Print the entire listing. Each line must match the original exactly.

→ **INPUT MATERIAL**:
------------

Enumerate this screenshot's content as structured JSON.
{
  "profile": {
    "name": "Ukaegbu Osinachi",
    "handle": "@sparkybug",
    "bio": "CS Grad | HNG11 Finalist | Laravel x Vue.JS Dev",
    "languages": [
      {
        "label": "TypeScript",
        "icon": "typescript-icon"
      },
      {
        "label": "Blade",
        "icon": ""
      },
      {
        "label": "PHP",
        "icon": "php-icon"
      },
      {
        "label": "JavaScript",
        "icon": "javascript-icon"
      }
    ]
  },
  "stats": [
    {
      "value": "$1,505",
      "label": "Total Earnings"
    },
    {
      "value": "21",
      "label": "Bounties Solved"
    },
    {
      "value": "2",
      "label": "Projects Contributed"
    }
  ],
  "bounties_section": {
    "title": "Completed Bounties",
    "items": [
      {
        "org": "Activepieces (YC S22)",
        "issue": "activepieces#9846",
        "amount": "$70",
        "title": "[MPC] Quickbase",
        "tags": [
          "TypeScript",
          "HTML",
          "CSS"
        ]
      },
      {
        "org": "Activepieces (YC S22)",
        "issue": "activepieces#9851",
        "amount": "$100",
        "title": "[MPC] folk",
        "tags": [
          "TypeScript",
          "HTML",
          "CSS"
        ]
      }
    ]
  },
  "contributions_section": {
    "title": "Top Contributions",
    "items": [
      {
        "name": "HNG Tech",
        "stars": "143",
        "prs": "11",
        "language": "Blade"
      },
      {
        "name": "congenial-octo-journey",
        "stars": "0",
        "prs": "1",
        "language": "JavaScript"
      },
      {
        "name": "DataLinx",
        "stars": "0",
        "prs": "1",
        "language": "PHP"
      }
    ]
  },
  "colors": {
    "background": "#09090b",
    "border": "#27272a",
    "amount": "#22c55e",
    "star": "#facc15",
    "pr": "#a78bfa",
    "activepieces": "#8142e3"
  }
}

------------

→ **SOLUTION FOR THIS TASK**:
Enumerate this screenshot's content as structured JSON.
{
  "profile": {
    "name": "Ukaegbu Osinachi",
    "handle": "@sparkybug",
    "bio": "CS Grad | HNG11 Finalist | Laravel x Vue.JS Dev",
    "languages": [
      {
        "label": "TypeScript",
        "icon": "typescript-icon"
      },
      {
        "label": "Blade",
        "icon": ""
      },
      {
        "label": "PHP",
        "icon": "php-icon"
      },
      {
        "label": "JavaScript",
        "icon": "javascript-icon"
      }
    ]
  },
  "stats": [
    {
      "value": "$1,505",
      "label": "Total Earnings"
    },
    {
      "value": "21",
      "label": "Bounties Solved"
    },
    {
      "value": "2",
      "label": "Projects Contributed"
    }
  ],
  "bounties_section": {
    "title": "Completed Bounties",
    "items": [
      {
        "org": "Activepieces (YC S22)",
        "issue": "activepieces#9846",
        "amount": "$70",
        "title": "[MPC] Quickbase",
        "tags": [
          "TypeScript",
          "HTML",
          "CSS"
        ]
      },
      {
        "org": "Activepieces (YC S22)",
        "issue": "activepieces#9851",
        "amount": "$100",
        "title": "[MPC] folk",
        "tags": [
          "TypeScript",
          "HTML",
          "CSS"
        ]
      }
    ]
  },
  "contributions_section": {
    "title": "Top Contributions",
    "items": [
      {
        "name": "HNG Tech",
        "stars": "143",
        "prs": "11",
        "language": "Blade"
      },
      {
        "name": "congenial-octo-journey",
        "stars": "0",
        "prs": "1",
        "language": "JavaScript"
      },
      {
        "name": "DataLinx",
        "stars": "0",
        "prs": "1",
        "language": "PHP"
      }
    ]
  },
  "colors": {
    "background": "#09090b",
    "border": "#27272a",
    "amount": "#22c55e",
    "star": "#facc15",
    "pr": "#a78bfa",
    "activepieces": "#8142e3"
  }
}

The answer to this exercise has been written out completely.